- **TASK DETAILS**
Leaving the pictures aside, transcribe every line below exactly.

++++++++++

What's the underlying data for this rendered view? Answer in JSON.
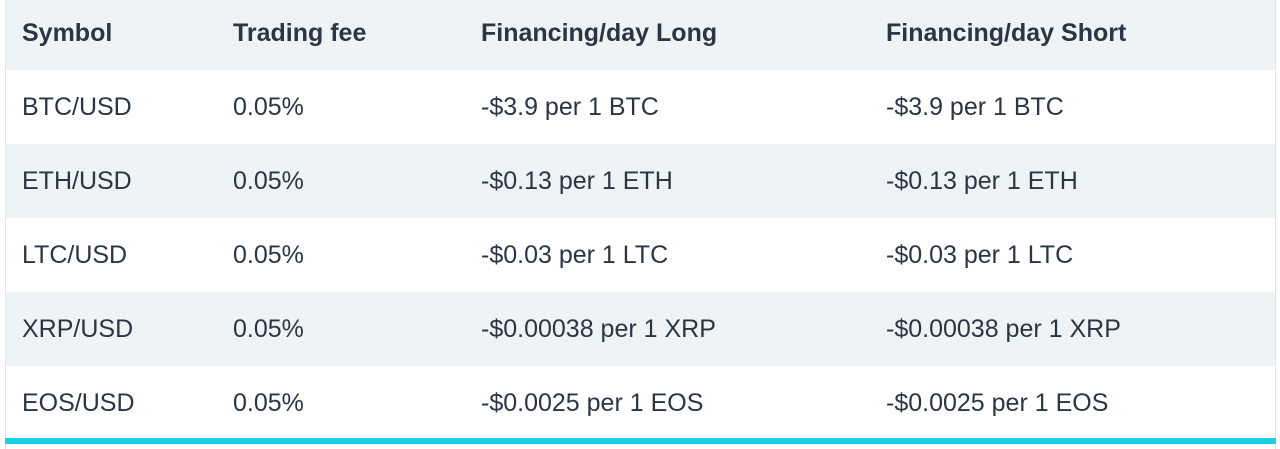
{
  "table": {
    "headers": [
      "Symbol",
      "Trading fee",
      "Financing/day Long",
      "Financing/day Short"
    ],
    "rows": [
      [
        "BTC/USD",
        "0.05%",
        "-$3.9 per 1 BTC",
        "-$3.9 per 1 BTC"
      ],
      [
        "ETH/USD",
        "0.05%",
        "-$0.13 per 1 ETH",
        "-$0.13 per 1 ETH"
      ],
      [
        "LTC/USD",
        "0.05%",
        "-$0.03 per 1 LTC",
        "-$0.03 per 1 LTC"
      ],
      [
        "XRP/USD",
        "0.05%",
        "-$0.00038 per 1 XRP",
        "-$0.00038 per 1 XRP"
      ],
      [
        "EOS/USD",
        "0.05%",
        "-$0.0025 per 1 EOS",
        "-$0.0025 per 1 EOS"
      ]
    ]
  },
  "colors": {
    "header_bg": "#eef3f6",
    "stripe_bg": "#eef3f6",
    "text": "#2b3544",
    "accent_bar": "#1ccfe8"
  }
}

++++++++++

- **RESPONSE BELOW**
What's the underlying data for this rendered view? Answer in JSON.
{
  "table": {
    "headers": [
      "Symbol",
      "Trading fee",
      "Financing/day Long",
      "Financing/day Short"
    ],
    "rows": [
      [
        "BTC/USD",
        "0.05%",
        "-$3.9 per 1 BTC",
        "-$3.9 per 1 BTC"
      ],
      [
        "ETH/USD",
        "0.05%",
        "-$0.13 per 1 ETH",
        "-$0.13 per 1 ETH"
      ],
      [
        "LTC/USD",
        "0.05%",
        "-$0.03 per 1 LTC",
        "-$0.03 per 1 LTC"
      ],
      [
        "XRP/USD",
        "0.05%",
        "-$0.00038 per 1 XRP",
        "-$0.00038 per 1 XRP"
      ],
      [
        "EOS/USD",
        "0.05%",
        "-$0.0025 per 1 EOS",
        "-$0.0025 per 1 EOS"
      ]
    ]
  },
  "colors": {
    "header_bg": "#eef3f6",
    "stripe_bg": "#eef3f6",
    "text": "#2b3544",
    "accent_bar": "#1ccfe8"
  }
}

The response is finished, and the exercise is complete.